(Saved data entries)
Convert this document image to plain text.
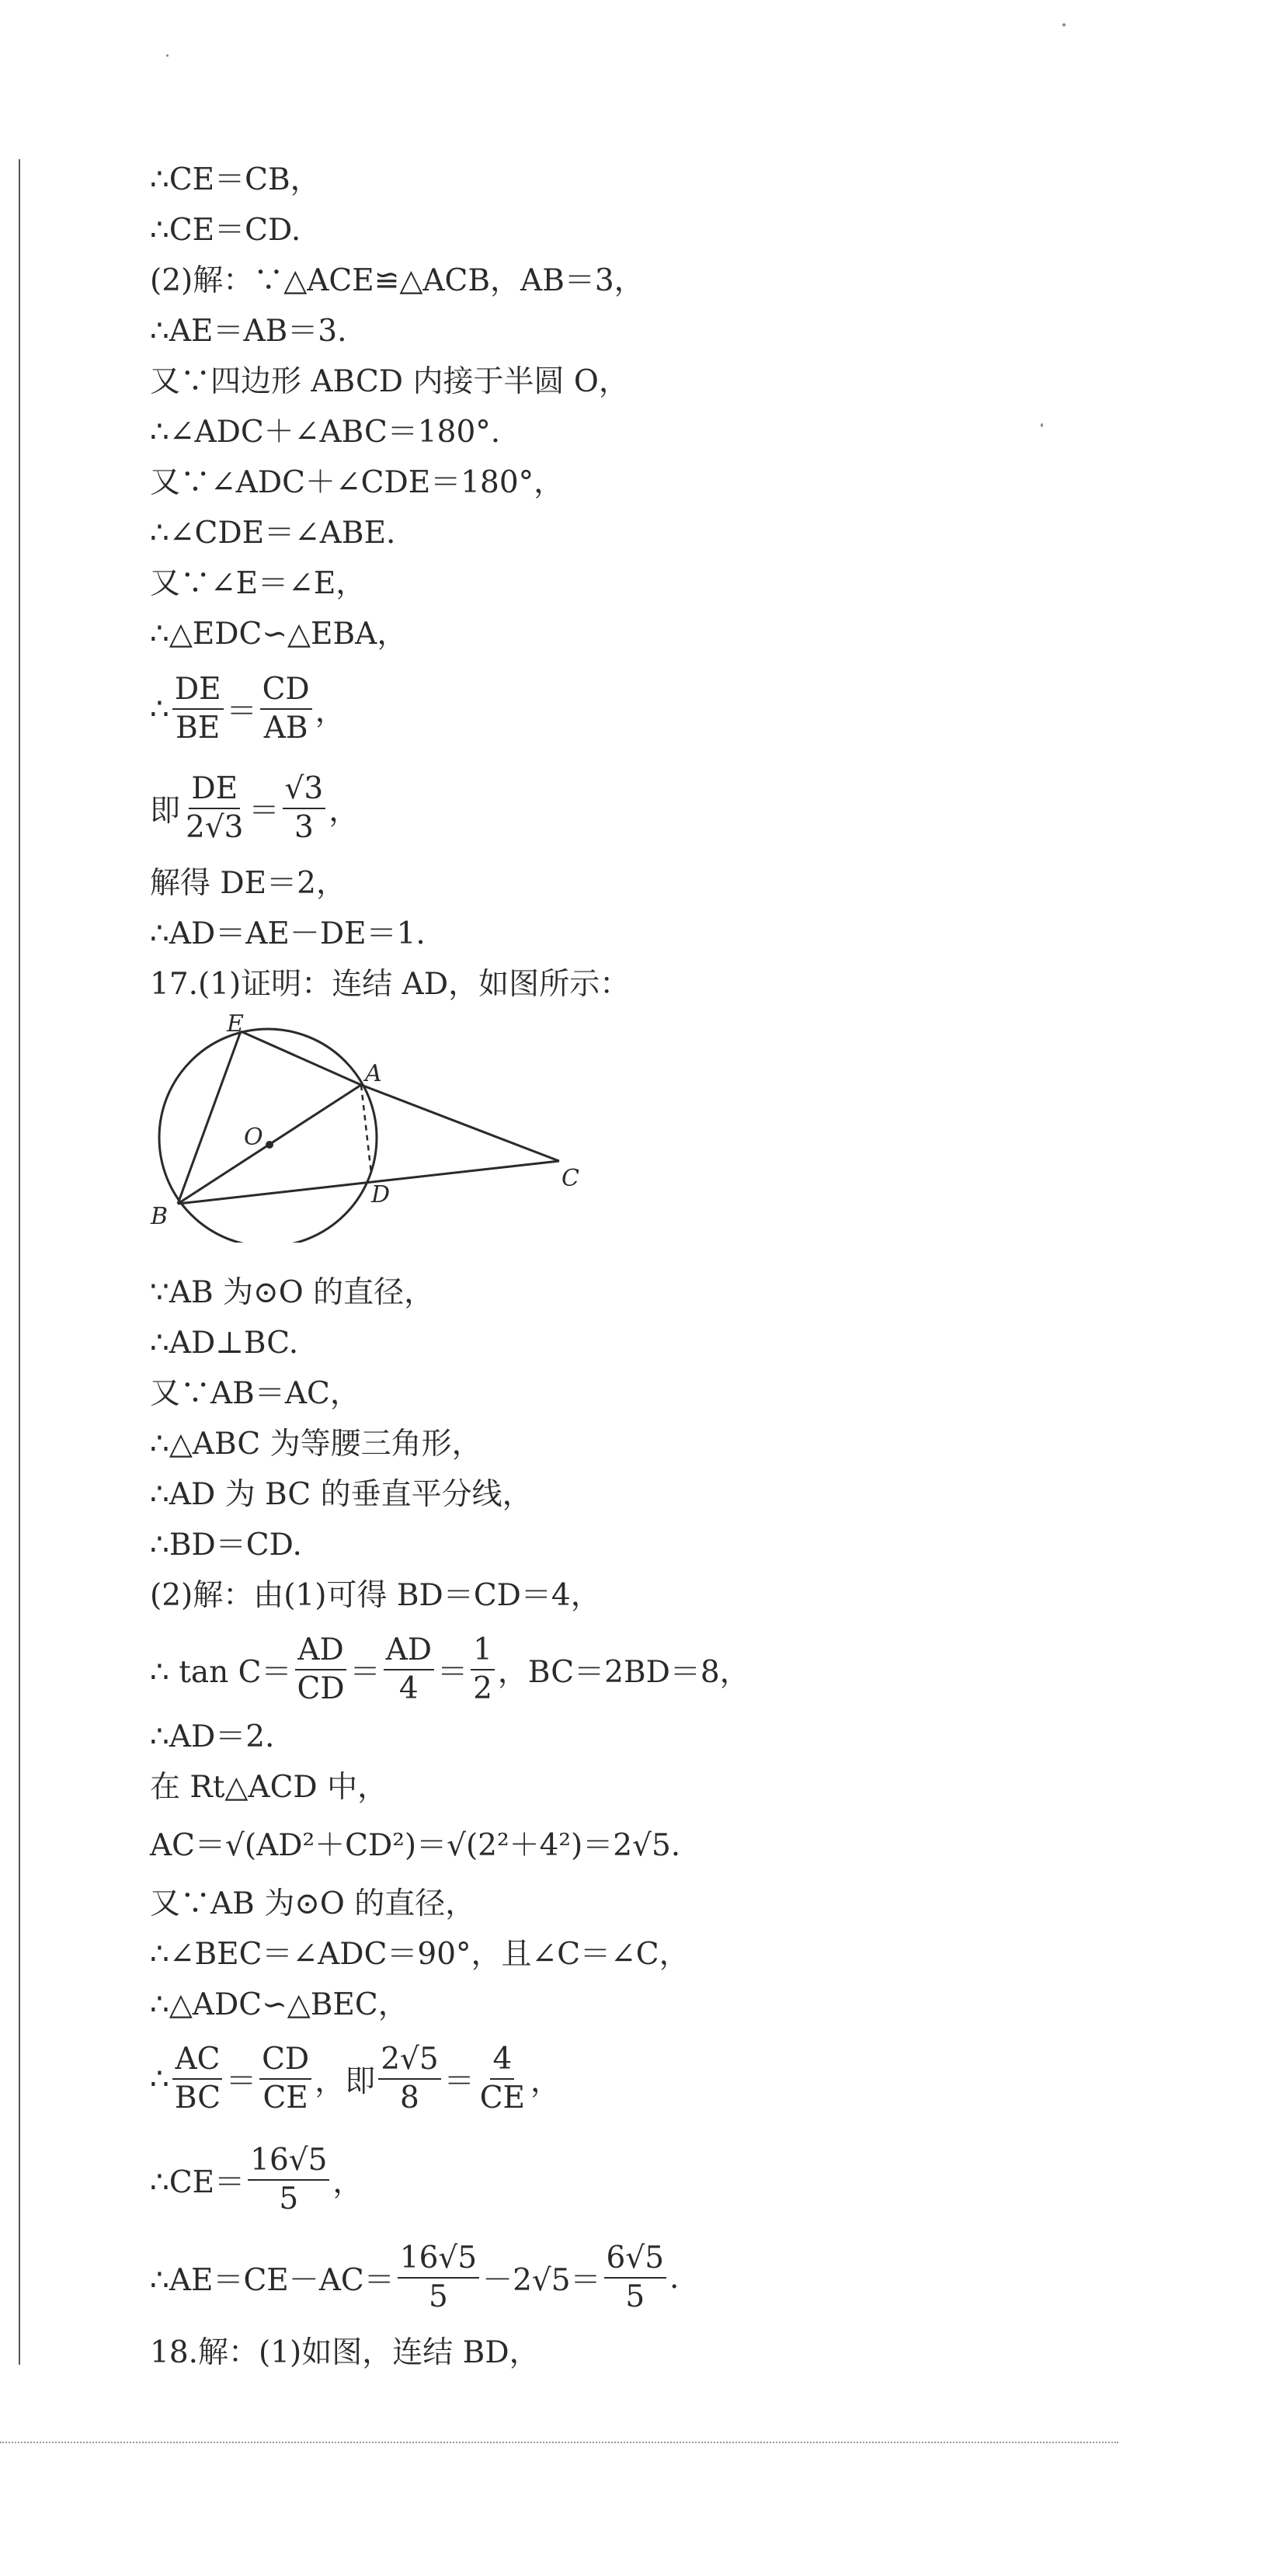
∴CE＝CB，
∴CE＝CD.
(2)解：∵△ACE≌△ACB，AB＝3，
∴AE＝AB＝3.
又∵四边形 ABCD 内接于半圆 O，
∴∠ADC＋∠ABC＝180°.
又∵∠ADC＋∠CDE＝180°，
∴∠CDE＝∠ABE.
又∵∠E＝∠E，
∴△EDC∽△EBA，
∴ $\frac{DE}{BE} = \frac{CD}{AB}$ ，
即 $\frac{DE}{2√3} = \frac{√3}{3}$ ，
解得 DE＝2，
∴AD＝AE－DE＝1.
17.(1)证明：连结 AD，如图所示：
E
A
O
C
B
D
∵AB 为⊙O 的直径，
∴AD⊥BC.
又∵AB＝AC，
∴△ABC 为等腰三角形，
∴AD 为 BC 的垂直平分线，
∴BD＝CD.
(2)解：由(1)可得 BD＝CD＝4，
∴ $\tan C= \frac{AD}{CD} = \frac{AD}{4} = \frac{1}{2}$ ，BC＝2BD＝8，
∴AD＝2.
在 Rt△ACD 中，
AC＝√(AD²＋CD²)＝√(2²＋4²)＝2√5.
又∵AB 为⊙O 的直径，
∴∠BEC＝∠ADC＝90°，且∠C＝∠C，
∴△ADC∽△BEC，
∴ $\frac{AC}{BC} = \frac{CD}{CE}$ ，即 $\frac{2√5}{8} = \frac{4}{CE}$ ，
∴CE＝ $\frac{16√5}{5}$ ，
∴AE＝CE－AC＝ $\frac{16√5}{5} -2√5= \frac{6√5}{5}$ .
18.解：(1)如图，连结 BD，
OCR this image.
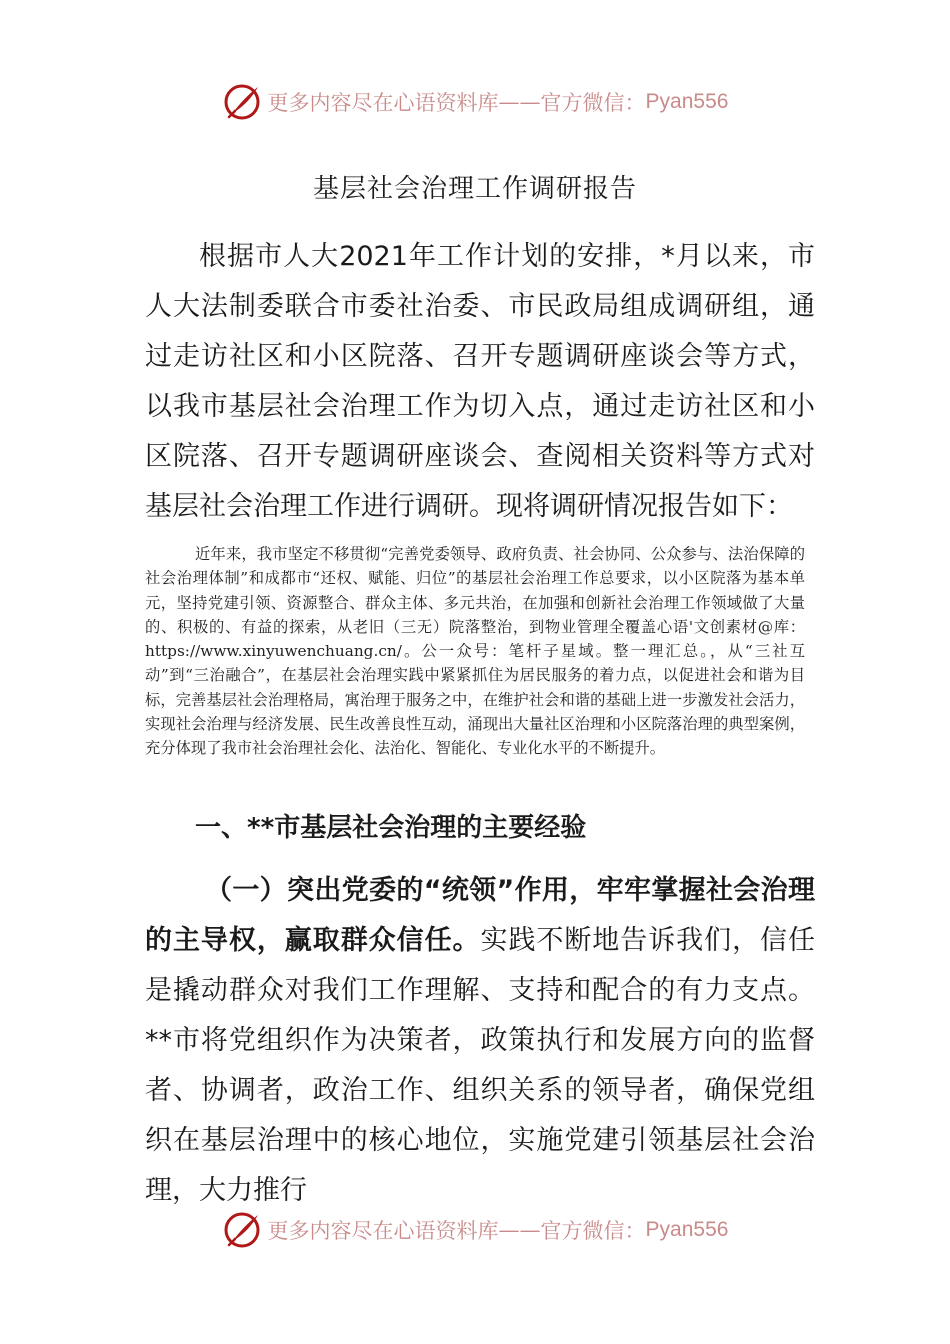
更多内容尽在心语资料库 —— 官方微信： Pyan556
基层社会治理工作调研报告
根据市人大2021年工作计划的安排，*月以来，市人大法制委联合市委社治委、市民政局组成调研组，通过走访社区和小区院落、召开专题调研座谈会等方式，以我市基层社会治理工作为切入点，通过走访社区和小区院落、召开专题调研座谈会、查阅相关资料等方式对基层社会治理工作进行调研。现将调研情况报告如下：
近年来，我市坚定不移贯彻“完善党委领导、政府负责、社会协同、公众参与、法治保障的社会治理体制”和成都市“还权、赋能、归位”的基层社会治理工作总要求，以小区院落为基本单元，坚持党建引领、资源整合、群众主体、多元共治，在加强和创新社会治理工作领域做了大量的、积极的、有益的探索，从老旧（三无）院落整治，到物业管理全覆盖心语'文创素材@库：https://www.xinyuwenchuang.cn/。公一众号：笔杆子星域。整一理汇总。，从“三社互动”到“三治融合”，在基层社会治理实践中紧紧抓住为居民服务的着力点，以促进社会和谐为目标，完善基层社会治理格局，寓治理于服务之中，在维护社会和谐的基础上进一步激发社会活力，实现社会治理与经济发展、民生改善良性互动，涌现出大量社区治理和小区院落治理的典型案例，充分体现了我市社会治理社会化、法治化、智能化、专业化水平的不断提升。
一、**市基层社会治理的主要经验
（一）突出党委的“统领”作用，牢牢掌握社会治理的主导权，赢取群众信任。实践不断地告诉我们，信任是撬动群众对我们工作理解、支持和配合的有力支点。**市将党组织作为决策者，政策执行和发展方向的监督者、协调者，政治工作、组织关系的领导者，确保党组织在基层治理中的核心地位，实施党建引领基层社会治理，大力推行
更多内容尽在心语资料库 —— 官方微信： Pyan556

◆ **REQUIREMENTS**
All records should be output exactly, with the pictures left out.

◆ **EXERCISE RESULT**
Convert this document image to plain text.
∴CE＝CB，
∴CE＝CD.
(2)解：∵△ACE≌△ACB，AB＝3，
∴AE＝AB＝3.
又∵四边形 ABCD 内接于半圆 O，
∴∠ADC＋∠ABC＝180°.
又∵∠ADC＋∠CDE＝180°，
∴∠CDE＝∠ABE.
又∵∠E＝∠E，
∴△EDC∽△EBA，
∴ $\frac{DE}{BE} = \frac{CD}{AB}$ ，
即 $\frac{DE}{2√3} = \frac{√3}{3}$ ，
解得 DE＝2，
∴AD＝AE－DE＝1.
17.(1)证明：连结 AD，如图所示：
E
A
O
C
B
D
∵AB 为⊙O 的直径，
∴AD⊥BC.
又∵AB＝AC，
∴△ABC 为等腰三角形，
∴AD 为 BC 的垂直平分线，
∴BD＝CD.
(2)解：由(1)可得 BD＝CD＝4，
∴ $\tan C= \frac{AD}{CD} = \frac{AD}{4} = \frac{1}{2}$ ，BC＝2BD＝8，
∴AD＝2.
在 Rt△ACD 中，
AC＝√(AD²＋CD²)＝√(2²＋4²)＝2√5.
又∵AB 为⊙O 的直径，
∴∠BEC＝∠ADC＝90°，且∠C＝∠C，
∴△ADC∽△BEC，
∴ $\frac{AC}{BC} = \frac{CD}{CE}$ ，即 $\frac{2√5}{8} = \frac{4}{CE}$ ，
∴CE＝ $\frac{16√5}{5}$ ，
∴AE＝CE－AC＝ $\frac{16√5}{5} -2√5= \frac{6√5}{5}$ .
18.解：(1)如图，连结 BD，
OCR this image.
更多内容尽在心语资料库 —— 官方微信： Pyan556
基层社会治理工作调研报告
根据市人大2021年工作计划的安排，*月以来，市人大法制委联合市委社治委、市民政局组成调研组，通过走访社区和小区院落、召开专题调研座谈会等方式，以我市基层社会治理工作为切入点，通过走访社区和小区院落、召开专题调研座谈会、查阅相关资料等方式对基层社会治理工作进行调研。现将调研情况报告如下：
近年来，我市坚定不移贯彻“完善党委领导、政府负责、社会协同、公众参与、法治保障的社会治理体制”和成都市“还权、赋能、归位”的基层社会治理工作总要求，以小区院落为基本单元，坚持党建引领、资源整合、群众主体、多元共治，在加强和创新社会治理工作领域做了大量的、积极的、有益的探索，从老旧（三无）院落整治，到物业管理全覆盖心语'文创素材@库：https://www.xinyuwenchuang.cn/。公一众号：笔杆子星域。整一理汇总。，从“三社互动”到“三治融合”，在基层社会治理实践中紧紧抓住为居民服务的着力点，以促进社会和谐为目标，完善基层社会治理格局，寓治理于服务之中，在维护社会和谐的基础上进一步激发社会活力，实现社会治理与经济发展、民生改善良性互动，涌现出大量社区治理和小区院落治理的典型案例，充分体现了我市社会治理社会化、法治化、智能化、专业化水平的不断提升。
一、**市基层社会治理的主要经验
（一）突出党委的“统领”作用，牢牢掌握社会治理的主导权，赢取群众信任。实践不断地告诉我们，信任是撬动群众对我们工作理解、支持和配合的有力支点。**市将党组织作为决策者，政策执行和发展方向的监督者、协调者，政治工作、组织关系的领导者，确保党组织在基层治理中的核心地位，实施党建引领基层社会治理，大力推行
更多内容尽在心语资料库 —— 官方微信： Pyan556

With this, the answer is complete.